Report each line of the data that includes the word "phase".

%%

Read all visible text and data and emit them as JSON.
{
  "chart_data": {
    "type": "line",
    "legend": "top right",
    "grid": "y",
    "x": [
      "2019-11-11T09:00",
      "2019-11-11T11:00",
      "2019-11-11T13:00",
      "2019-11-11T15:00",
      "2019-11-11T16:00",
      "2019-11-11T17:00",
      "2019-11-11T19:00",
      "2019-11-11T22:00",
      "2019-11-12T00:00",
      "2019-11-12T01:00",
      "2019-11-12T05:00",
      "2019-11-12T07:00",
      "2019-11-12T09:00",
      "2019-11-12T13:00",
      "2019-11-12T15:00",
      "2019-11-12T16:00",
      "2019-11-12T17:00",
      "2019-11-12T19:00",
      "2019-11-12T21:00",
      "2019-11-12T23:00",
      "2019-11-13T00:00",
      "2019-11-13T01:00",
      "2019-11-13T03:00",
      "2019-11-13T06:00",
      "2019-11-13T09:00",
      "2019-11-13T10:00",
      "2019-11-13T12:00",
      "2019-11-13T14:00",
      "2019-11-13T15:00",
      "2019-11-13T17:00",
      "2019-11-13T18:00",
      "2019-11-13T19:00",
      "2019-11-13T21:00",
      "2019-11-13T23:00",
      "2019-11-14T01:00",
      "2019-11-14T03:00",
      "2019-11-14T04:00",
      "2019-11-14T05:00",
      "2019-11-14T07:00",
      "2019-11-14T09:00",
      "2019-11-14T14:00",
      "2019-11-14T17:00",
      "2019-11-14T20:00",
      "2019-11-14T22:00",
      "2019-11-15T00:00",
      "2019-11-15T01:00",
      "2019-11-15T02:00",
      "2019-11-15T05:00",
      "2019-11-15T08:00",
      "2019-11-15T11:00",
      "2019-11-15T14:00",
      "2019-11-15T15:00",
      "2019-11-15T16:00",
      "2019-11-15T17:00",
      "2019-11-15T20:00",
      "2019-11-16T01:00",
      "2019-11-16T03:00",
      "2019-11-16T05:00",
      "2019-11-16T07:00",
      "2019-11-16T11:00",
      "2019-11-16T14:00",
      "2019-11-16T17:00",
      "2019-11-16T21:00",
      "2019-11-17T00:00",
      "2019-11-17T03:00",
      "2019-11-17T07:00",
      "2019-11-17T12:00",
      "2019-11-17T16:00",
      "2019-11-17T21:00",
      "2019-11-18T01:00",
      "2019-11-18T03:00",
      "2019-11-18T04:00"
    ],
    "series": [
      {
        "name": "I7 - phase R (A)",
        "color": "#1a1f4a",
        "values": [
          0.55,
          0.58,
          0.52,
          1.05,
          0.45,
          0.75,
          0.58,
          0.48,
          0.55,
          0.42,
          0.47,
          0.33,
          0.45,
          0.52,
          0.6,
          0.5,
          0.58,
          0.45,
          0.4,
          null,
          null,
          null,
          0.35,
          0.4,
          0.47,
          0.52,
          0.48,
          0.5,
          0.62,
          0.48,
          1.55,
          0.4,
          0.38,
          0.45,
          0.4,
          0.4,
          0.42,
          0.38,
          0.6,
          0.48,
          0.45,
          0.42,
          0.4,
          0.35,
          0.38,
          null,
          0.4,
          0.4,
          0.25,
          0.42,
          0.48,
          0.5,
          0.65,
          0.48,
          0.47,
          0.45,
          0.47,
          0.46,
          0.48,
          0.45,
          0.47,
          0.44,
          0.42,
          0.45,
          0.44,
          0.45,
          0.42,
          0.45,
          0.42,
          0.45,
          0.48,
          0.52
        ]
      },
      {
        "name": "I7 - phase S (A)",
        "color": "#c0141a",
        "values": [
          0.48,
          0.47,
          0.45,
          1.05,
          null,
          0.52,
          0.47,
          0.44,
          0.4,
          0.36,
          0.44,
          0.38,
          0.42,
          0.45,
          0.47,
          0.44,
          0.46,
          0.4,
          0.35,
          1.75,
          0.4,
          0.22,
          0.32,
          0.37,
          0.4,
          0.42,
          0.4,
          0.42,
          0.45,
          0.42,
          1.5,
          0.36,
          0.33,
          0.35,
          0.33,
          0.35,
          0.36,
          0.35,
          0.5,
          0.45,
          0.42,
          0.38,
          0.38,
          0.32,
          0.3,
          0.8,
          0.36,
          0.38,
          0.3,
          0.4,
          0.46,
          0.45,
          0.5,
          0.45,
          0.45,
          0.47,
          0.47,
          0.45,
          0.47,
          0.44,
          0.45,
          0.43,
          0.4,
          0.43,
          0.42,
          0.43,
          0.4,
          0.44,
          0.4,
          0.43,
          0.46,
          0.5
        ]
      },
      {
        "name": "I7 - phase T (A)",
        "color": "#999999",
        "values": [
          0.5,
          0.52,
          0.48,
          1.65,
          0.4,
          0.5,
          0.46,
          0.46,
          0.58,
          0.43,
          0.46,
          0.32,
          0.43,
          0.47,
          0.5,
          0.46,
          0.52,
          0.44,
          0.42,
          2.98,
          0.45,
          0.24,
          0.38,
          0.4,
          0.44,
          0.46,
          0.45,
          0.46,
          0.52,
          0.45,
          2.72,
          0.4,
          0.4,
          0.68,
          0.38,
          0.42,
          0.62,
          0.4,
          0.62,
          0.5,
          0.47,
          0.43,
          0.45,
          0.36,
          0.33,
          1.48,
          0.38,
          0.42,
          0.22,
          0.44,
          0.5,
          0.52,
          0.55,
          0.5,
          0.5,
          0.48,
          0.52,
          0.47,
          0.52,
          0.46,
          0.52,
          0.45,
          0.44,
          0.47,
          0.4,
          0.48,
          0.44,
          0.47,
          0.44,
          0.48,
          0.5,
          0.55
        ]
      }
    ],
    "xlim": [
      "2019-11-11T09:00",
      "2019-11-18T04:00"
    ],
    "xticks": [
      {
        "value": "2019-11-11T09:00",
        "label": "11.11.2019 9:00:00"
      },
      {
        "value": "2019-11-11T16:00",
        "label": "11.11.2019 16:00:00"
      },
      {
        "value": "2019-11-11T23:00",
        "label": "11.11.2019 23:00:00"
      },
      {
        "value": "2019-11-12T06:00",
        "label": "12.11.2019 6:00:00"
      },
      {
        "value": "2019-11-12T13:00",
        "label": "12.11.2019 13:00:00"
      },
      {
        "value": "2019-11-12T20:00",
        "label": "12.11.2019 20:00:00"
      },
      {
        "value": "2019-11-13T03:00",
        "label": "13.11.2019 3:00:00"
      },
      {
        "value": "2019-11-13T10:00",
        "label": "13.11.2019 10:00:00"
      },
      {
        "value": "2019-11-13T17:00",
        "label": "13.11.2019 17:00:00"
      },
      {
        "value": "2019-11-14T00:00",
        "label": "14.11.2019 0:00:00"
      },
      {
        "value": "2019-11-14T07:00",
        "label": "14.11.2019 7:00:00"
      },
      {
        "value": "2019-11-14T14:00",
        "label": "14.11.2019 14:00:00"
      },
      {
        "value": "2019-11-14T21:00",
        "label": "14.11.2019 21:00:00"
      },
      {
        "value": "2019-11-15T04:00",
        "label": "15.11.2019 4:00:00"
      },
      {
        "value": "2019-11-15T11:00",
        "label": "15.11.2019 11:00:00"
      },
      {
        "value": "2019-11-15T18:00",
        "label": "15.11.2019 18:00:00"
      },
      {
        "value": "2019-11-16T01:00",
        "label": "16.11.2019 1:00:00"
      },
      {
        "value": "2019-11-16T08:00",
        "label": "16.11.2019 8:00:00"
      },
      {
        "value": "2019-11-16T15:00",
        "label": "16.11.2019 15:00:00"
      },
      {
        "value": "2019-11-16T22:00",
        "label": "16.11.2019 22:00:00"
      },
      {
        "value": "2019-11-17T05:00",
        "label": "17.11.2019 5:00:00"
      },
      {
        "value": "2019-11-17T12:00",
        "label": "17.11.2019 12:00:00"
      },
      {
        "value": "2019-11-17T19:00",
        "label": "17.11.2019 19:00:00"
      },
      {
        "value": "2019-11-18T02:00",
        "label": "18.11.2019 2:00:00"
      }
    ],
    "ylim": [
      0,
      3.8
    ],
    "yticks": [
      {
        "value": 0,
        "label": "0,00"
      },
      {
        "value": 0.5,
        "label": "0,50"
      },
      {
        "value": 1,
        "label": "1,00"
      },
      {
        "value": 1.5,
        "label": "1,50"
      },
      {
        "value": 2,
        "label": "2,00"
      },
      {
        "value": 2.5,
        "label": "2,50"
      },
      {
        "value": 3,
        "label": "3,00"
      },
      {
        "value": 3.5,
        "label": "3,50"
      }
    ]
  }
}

%%

COMPLETE ANSWER
        "name": "I7 - phase R (A)",
        "name": "I7 - phase S (A)",
        "name": "I7 - phase T (A)",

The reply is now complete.